Article –
Wedding over, crisis continues. Gold, silver soar.

I enjoyed the elegant distraction of the royal wedding of Prince William and Kate Middleton, which was greatly enhanced by the technical advance of high-definition TV. But now the party’s over, and we can resume our defensive crouching positions as we brace ourselves for further effects of the continuing economic crisis: price inflation especially for gasoline, funding shortfalls and layoffs for public schools, benefit cuts and confrontation for public employees, and political battles and gridlock over government debt, taxes, social services, and everything else.

Here’s a measure of how serious the economic crisis has become: We are now bombarded by “We Buy Gold!” and “Sell Us Your Gold!” advertising. Gold buyers are springing up like bamboo shoots after a spring rain (to use a Chinese analogy). Good thing there’s a lot of vacant commercial space for them to rent cheaply to set up shop!

Exercise requirements –
- a) How would you say this sentence from the article on the economic crisis in Spanish: "Gold buyers are springing up like bamboo shoots after a spring rain (to use a Chinese analogy)."
- b) Can you write out the passage of the article on the economic crisis that opens with the words "I enjoyed the" and closes with "and everything else.", copying it character for character?

Records –
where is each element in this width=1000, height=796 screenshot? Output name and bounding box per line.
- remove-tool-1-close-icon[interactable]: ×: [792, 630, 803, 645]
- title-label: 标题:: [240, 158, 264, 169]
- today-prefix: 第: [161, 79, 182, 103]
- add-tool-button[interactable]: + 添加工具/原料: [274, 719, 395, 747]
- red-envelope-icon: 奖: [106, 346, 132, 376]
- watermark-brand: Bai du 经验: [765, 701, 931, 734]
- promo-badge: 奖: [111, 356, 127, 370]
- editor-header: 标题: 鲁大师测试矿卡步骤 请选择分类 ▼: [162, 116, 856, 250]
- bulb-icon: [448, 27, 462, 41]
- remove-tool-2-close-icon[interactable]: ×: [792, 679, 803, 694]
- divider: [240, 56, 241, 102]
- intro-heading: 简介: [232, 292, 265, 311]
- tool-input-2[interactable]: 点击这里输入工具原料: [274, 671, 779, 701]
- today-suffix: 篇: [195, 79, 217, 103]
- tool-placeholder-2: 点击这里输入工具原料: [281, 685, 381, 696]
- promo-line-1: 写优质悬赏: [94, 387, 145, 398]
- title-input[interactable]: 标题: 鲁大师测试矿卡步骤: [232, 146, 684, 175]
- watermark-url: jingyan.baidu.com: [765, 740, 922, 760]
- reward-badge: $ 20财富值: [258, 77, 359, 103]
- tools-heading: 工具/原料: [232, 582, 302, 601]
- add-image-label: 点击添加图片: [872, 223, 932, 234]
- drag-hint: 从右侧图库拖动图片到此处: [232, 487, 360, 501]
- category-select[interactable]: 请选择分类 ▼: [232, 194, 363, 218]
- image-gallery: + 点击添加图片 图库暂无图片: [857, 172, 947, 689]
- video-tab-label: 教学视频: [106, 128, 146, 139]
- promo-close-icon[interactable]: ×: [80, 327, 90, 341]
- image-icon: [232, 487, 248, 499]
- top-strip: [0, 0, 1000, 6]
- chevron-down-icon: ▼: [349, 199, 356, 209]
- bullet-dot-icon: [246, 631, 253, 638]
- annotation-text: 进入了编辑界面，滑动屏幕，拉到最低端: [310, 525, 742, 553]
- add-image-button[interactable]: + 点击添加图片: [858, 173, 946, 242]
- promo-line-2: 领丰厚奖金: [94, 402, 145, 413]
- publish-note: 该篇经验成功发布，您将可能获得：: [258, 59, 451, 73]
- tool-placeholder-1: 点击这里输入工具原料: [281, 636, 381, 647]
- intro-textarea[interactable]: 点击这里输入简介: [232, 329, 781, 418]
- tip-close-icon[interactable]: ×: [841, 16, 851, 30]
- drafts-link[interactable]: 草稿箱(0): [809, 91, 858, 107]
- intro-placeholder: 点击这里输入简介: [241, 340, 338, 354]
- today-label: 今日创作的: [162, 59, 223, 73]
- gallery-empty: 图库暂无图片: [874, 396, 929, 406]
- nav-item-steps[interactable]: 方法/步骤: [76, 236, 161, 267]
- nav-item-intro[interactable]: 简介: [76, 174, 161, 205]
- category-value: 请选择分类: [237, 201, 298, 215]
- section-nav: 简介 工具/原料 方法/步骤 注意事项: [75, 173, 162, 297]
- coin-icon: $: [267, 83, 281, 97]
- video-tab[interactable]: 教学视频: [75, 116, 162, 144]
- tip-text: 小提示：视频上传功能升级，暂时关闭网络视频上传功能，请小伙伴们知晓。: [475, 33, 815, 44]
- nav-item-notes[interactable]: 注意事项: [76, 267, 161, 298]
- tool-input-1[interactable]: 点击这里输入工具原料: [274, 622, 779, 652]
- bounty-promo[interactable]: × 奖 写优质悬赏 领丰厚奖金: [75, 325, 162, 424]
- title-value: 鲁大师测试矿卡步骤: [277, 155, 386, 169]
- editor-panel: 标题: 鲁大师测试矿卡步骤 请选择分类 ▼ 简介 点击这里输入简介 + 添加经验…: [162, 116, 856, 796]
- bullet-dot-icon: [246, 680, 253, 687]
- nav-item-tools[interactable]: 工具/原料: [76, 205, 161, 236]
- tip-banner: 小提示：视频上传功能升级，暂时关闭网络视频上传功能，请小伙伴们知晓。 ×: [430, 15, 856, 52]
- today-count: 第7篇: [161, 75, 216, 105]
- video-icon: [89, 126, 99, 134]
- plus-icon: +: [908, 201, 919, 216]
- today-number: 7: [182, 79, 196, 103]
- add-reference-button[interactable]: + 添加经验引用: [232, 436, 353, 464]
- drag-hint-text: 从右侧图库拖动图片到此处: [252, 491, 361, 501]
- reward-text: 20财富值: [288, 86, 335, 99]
---
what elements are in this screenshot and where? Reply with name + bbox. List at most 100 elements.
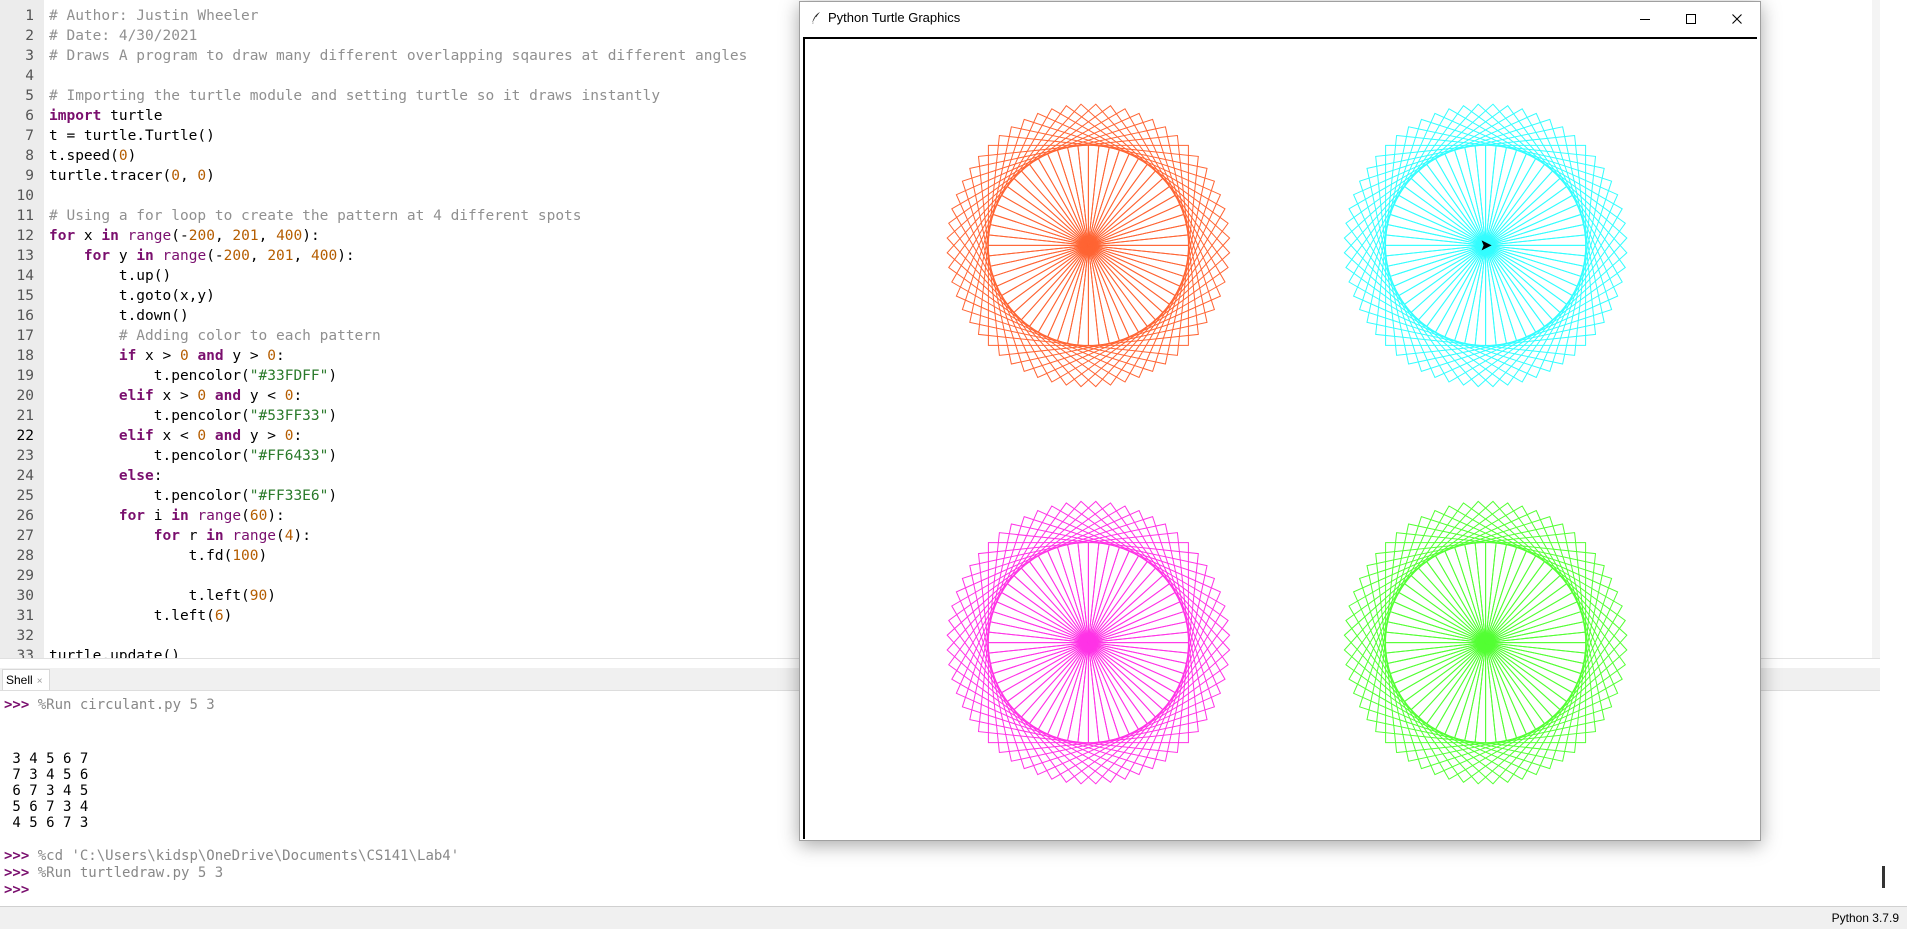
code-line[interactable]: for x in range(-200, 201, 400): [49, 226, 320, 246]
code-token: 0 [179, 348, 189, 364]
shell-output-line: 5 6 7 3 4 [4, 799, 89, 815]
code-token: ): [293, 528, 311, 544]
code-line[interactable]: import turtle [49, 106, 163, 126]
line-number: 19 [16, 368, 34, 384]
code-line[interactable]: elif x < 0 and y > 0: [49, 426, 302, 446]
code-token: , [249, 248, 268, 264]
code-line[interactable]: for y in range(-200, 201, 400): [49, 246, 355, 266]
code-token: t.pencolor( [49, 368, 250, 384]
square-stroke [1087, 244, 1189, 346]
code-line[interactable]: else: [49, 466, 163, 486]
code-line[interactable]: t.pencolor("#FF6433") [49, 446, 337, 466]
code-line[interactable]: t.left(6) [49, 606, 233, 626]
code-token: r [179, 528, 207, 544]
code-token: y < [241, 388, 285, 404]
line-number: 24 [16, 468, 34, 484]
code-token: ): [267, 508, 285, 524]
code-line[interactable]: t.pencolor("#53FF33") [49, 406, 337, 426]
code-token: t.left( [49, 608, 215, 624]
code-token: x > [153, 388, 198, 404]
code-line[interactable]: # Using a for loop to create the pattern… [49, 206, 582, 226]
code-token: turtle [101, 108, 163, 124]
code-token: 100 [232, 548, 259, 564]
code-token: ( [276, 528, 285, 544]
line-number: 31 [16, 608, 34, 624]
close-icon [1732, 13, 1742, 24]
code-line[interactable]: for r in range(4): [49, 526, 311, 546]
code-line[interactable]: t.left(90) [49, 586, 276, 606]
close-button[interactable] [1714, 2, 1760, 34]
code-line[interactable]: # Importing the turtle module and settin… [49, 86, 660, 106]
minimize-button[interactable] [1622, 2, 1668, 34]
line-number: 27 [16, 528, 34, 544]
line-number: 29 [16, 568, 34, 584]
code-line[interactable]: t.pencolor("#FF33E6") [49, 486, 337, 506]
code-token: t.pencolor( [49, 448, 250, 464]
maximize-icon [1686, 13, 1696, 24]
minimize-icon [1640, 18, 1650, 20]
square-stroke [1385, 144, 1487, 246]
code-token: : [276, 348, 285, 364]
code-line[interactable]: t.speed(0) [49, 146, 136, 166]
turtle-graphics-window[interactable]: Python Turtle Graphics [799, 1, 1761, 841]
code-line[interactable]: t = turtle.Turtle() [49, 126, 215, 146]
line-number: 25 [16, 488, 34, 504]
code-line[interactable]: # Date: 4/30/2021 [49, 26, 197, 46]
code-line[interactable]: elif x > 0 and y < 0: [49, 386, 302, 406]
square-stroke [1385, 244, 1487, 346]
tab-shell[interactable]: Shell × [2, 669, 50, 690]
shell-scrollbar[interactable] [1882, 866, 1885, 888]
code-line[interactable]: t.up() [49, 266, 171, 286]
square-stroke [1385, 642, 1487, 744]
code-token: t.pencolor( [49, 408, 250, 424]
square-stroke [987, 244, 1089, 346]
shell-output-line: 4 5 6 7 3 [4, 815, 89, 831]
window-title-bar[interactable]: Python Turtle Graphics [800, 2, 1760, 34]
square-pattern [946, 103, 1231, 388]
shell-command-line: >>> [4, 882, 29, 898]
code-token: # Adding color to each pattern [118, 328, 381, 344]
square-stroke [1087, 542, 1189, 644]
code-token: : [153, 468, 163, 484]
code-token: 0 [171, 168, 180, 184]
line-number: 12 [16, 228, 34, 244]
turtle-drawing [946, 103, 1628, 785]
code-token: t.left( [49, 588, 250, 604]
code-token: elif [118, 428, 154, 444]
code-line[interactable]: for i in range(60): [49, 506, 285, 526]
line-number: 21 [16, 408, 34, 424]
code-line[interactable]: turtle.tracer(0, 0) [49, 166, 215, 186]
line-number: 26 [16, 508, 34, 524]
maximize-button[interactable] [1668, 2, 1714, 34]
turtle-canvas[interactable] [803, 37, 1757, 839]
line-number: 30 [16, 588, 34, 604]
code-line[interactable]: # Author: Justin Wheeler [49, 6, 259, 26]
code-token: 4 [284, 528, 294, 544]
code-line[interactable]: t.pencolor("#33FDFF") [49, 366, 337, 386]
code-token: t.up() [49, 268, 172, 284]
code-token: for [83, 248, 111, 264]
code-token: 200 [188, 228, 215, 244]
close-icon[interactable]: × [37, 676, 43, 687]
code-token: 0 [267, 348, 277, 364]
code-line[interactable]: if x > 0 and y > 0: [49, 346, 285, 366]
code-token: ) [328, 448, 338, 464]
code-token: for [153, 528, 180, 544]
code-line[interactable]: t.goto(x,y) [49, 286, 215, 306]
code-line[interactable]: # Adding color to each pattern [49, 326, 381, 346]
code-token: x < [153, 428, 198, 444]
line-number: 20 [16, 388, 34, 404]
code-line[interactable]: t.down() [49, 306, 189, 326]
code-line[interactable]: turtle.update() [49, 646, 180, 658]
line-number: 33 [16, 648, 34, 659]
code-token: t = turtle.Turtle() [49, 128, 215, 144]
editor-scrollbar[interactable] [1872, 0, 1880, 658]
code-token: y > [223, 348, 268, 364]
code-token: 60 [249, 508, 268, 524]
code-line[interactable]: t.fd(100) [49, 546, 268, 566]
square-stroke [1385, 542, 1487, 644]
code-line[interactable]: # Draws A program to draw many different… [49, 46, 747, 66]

Results in order –
- a) Los compradores de oro surgen como brotes de bambú tras una lluvia primaveral (por usar una analogía china).

- b)
I enjoyed the elegant distraction of the royal wedding of Prince William and Kate Middleton, which was greatly enhanced by the technical advance of high-definition TV. But now the party’s over, and we can resume our defensive crouching positions as we brace ourselves for further effects of the continuing economic crisis: price inflation especially for gasoline, funding shortfalls and layoffs for public schools, benefit cuts and confrontation for public employees, and political battles and gridlock over government debt, taxes, social services, and everything else.